* _Directions for this task_:
Render every entry verbatim.
--------------------------------
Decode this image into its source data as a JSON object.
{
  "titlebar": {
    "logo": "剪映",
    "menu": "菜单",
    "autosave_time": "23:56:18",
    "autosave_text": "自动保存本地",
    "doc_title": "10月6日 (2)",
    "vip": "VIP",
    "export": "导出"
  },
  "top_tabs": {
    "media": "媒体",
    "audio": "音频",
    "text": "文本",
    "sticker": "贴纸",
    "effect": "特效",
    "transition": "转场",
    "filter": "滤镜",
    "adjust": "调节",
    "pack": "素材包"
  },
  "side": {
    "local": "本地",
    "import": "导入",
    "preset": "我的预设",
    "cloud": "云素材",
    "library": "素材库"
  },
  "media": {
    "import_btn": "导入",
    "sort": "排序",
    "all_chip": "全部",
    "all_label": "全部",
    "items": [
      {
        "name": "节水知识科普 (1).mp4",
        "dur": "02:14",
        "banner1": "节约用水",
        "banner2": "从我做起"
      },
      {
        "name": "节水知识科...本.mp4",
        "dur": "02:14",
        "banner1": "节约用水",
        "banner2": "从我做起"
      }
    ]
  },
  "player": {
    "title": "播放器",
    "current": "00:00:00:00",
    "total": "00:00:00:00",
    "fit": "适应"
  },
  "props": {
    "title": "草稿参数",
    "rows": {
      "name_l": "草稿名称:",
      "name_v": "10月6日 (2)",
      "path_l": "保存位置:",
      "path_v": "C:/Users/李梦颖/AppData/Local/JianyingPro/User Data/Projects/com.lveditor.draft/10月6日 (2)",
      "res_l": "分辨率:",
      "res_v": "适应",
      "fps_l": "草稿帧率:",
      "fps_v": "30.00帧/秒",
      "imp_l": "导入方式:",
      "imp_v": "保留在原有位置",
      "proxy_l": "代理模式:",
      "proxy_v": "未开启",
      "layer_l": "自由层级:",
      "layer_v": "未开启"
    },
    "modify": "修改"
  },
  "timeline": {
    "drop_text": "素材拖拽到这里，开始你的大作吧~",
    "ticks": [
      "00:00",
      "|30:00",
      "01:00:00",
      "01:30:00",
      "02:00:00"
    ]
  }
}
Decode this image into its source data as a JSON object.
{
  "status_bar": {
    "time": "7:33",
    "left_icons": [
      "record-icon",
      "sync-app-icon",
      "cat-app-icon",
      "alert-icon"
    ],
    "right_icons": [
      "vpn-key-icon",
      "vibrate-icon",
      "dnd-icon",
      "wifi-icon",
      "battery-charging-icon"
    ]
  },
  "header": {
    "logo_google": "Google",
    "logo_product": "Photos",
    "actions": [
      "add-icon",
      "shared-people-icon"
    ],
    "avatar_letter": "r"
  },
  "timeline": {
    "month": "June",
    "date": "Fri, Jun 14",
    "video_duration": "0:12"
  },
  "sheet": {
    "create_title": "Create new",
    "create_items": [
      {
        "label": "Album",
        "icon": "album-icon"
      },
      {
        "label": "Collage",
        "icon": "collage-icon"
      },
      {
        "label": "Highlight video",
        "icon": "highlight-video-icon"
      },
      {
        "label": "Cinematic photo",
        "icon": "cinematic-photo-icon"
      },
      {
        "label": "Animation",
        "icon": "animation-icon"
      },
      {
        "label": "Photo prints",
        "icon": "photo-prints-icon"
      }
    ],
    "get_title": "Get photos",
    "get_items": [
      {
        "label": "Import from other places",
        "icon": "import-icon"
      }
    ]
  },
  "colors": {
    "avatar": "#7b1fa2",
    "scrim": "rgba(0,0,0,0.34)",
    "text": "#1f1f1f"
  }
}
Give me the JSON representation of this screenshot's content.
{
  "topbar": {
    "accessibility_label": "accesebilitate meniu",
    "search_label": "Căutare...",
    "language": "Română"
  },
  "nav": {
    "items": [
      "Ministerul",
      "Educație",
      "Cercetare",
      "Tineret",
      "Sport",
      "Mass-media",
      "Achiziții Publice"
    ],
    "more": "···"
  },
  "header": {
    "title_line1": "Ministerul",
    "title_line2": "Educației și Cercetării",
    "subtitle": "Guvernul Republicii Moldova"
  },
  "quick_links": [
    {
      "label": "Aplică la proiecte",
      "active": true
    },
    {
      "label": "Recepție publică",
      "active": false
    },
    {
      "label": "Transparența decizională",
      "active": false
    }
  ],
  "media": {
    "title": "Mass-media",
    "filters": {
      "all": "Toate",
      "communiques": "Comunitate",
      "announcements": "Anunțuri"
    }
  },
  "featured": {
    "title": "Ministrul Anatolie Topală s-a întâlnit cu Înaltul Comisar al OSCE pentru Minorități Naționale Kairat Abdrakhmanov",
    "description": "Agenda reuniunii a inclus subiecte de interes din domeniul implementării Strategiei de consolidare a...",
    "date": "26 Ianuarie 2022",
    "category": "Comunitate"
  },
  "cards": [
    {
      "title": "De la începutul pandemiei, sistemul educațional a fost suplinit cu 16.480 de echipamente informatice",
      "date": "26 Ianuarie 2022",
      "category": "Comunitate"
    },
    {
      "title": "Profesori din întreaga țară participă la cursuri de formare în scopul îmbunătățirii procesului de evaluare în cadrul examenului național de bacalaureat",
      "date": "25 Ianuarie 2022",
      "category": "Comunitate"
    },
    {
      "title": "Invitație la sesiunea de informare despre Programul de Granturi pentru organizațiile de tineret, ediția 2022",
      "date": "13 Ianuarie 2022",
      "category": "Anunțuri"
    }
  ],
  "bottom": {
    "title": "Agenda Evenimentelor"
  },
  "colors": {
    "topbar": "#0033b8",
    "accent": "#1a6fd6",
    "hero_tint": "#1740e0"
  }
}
--------------------------------
* _Exercise response_:
Decode this image into its source data as a JSON object.
{
  "titlebar": {
    "logo": "剪映",
    "menu": "菜单",
    "autosave_time": "23:56:18",
    "autosave_text": "自动保存本地",
    "doc_title": "10月6日 (2)",
    "vip": "VIP",
    "export": "导出"
  },
  "top_tabs": {
    "media": "媒体",
    "audio": "音频",
    "text": "文本",
    "sticker": "贴纸",
    "effect": "特效",
    "transition": "转场",
    "filter": "滤镜",
    "adjust": "调节",
    "pack": "素材包"
  },
  "side": {
    "local": "本地",
    "import": "导入",
    "preset": "我的预设",
    "cloud": "云素材",
    "library": "素材库"
  },
  "media": {
    "import_btn": "导入",
    "sort": "排序",
    "all_chip": "全部",
    "all_label": "全部",
    "items": [
      {
        "name": "节水知识科普 (1).mp4",
        "dur": "02:14",
        "banner1": "节约用水",
        "banner2": "从我做起"
      },
      {
        "name": "节水知识科...本.mp4",
        "dur": "02:14",
        "banner1": "节约用水",
        "banner2": "从我做起"
      }
    ]
  },
  "player": {
    "title": "播放器",
    "current": "00:00:00:00",
    "total": "00:00:00:00",
    "fit": "适应"
  },
  "props": {
    "title": "草稿参数",
    "rows": {
      "name_l": "草稿名称:",
      "name_v": "10月6日 (2)",
      "path_l": "保存位置:",
      "path_v": "C:/Users/李梦颖/AppData/Local/JianyingPro/User Data/Projects/com.lveditor.draft/10月6日 (2)",
      "res_l": "分辨率:",
      "res_v": "适应",
      "fps_l": "草稿帧率:",
      "fps_v": "30.00帧/秒",
      "imp_l": "导入方式:",
      "imp_v": "保留在原有位置",
      "proxy_l": "代理模式:",
      "proxy_v": "未开启",
      "layer_l": "自由层级:",
      "layer_v": "未开启"
    },
    "modify": "修改"
  },
  "timeline": {
    "drop_text": "素材拖拽到这里，开始你的大作吧~",
    "ticks": [
      "00:00",
      "|30:00",
      "01:00:00",
      "01:30:00",
      "02:00:00"
    ]
  }
}
Decode this image into its source data as a JSON object.
{
  "status_bar": {
    "time": "7:33",
    "left_icons": [
      "record-icon",
      "sync-app-icon",
      "cat-app-icon",
      "alert-icon"
    ],
    "right_icons": [
      "vpn-key-icon",
      "vibrate-icon",
      "dnd-icon",
      "wifi-icon",
      "battery-charging-icon"
    ]
  },
  "header": {
    "logo_google": "Google",
    "logo_product": "Photos",
    "actions": [
      "add-icon",
      "shared-people-icon"
    ],
    "avatar_letter": "r"
  },
  "timeline": {
    "month": "June",
    "date": "Fri, Jun 14",
    "video_duration": "0:12"
  },
  "sheet": {
    "create_title": "Create new",
    "create_items": [
      {
        "label": "Album",
        "icon": "album-icon"
      },
      {
        "label": "Collage",
        "icon": "collage-icon"
      },
      {
        "label": "Highlight video",
        "icon": "highlight-video-icon"
      },
      {
        "label": "Cinematic photo",
        "icon": "cinematic-photo-icon"
      },
      {
        "label": "Animation",
        "icon": "animation-icon"
      },
      {
        "label": "Photo prints",
        "icon": "photo-prints-icon"
      }
    ],
    "get_title": "Get photos",
    "get_items": [
      {
        "label": "Import from other places",
        "icon": "import-icon"
      }
    ]
  },
  "colors": {
    "avatar": "#7b1fa2",
    "scrim": "rgba(0,0,0,0.34)",
    "text": "#1f1f1f"
  }
}
Give me the JSON representation of this screenshot's content.
{
  "topbar": {
    "accessibility_label": "accesebilitate meniu",
    "search_label": "Căutare...",
    "language": "Română"
  },
  "nav": {
    "items": [
      "Ministerul",
      "Educație",
      "Cercetare",
      "Tineret",
      "Sport",
      "Mass-media",
      "Achiziții Publice"
    ],
    "more": "···"
  },
  "header": {
    "title_line1": "Ministerul",
    "title_line2": "Educației și Cercetării",
    "subtitle": "Guvernul Republicii Moldova"
  },
  "quick_links": [
    {
      "label": "Aplică la proiecte",
      "active": true
    },
    {
      "label": "Recepție publică",
      "active": false
    },
    {
      "label": "Transparența decizională",
      "active": false
    }
  ],
  "media": {
    "title": "Mass-media",
    "filters": {
      "all": "Toate",
      "communiques": "Comunitate",
      "announcements": "Anunțuri"
    }
  },
  "featured": {
    "title": "Ministrul Anatolie Topală s-a întâlnit cu Înaltul Comisar al OSCE pentru Minorități Naționale Kairat Abdrakhmanov",
    "description": "Agenda reuniunii a inclus subiecte de interes din domeniul implementării Strategiei de consolidare a...",
    "date": "26 Ianuarie 2022",
    "category": "Comunitate"
  },
  "cards": [
    {
      "title": "De la începutul pandemiei, sistemul educațional a fost suplinit cu 16.480 de echipamente informatice",
      "date": "26 Ianuarie 2022",
      "category": "Comunitate"
    },
    {
      "title": "Profesori din întreaga țară participă la cursuri de formare în scopul îmbunătățirii procesului de evaluare în cadrul examenului național de bacalaureat",
      "date": "25 Ianuarie 2022",
      "category": "Comunitate"
    },
    {
      "title": "Invitație la sesiunea de informare despre Programul de Granturi pentru organizațiile de tineret, ediția 2022",
      "date": "13 Ianuarie 2022",
      "category": "Anunțuri"
    }
  ],
  "bottom": {
    "title": "Agenda Evenimentelor"
  },
  "colors": {
    "topbar": "#0033b8",
    "accent": "#1a6fd6",
    "hero_tint": "#1740e0"
  }
}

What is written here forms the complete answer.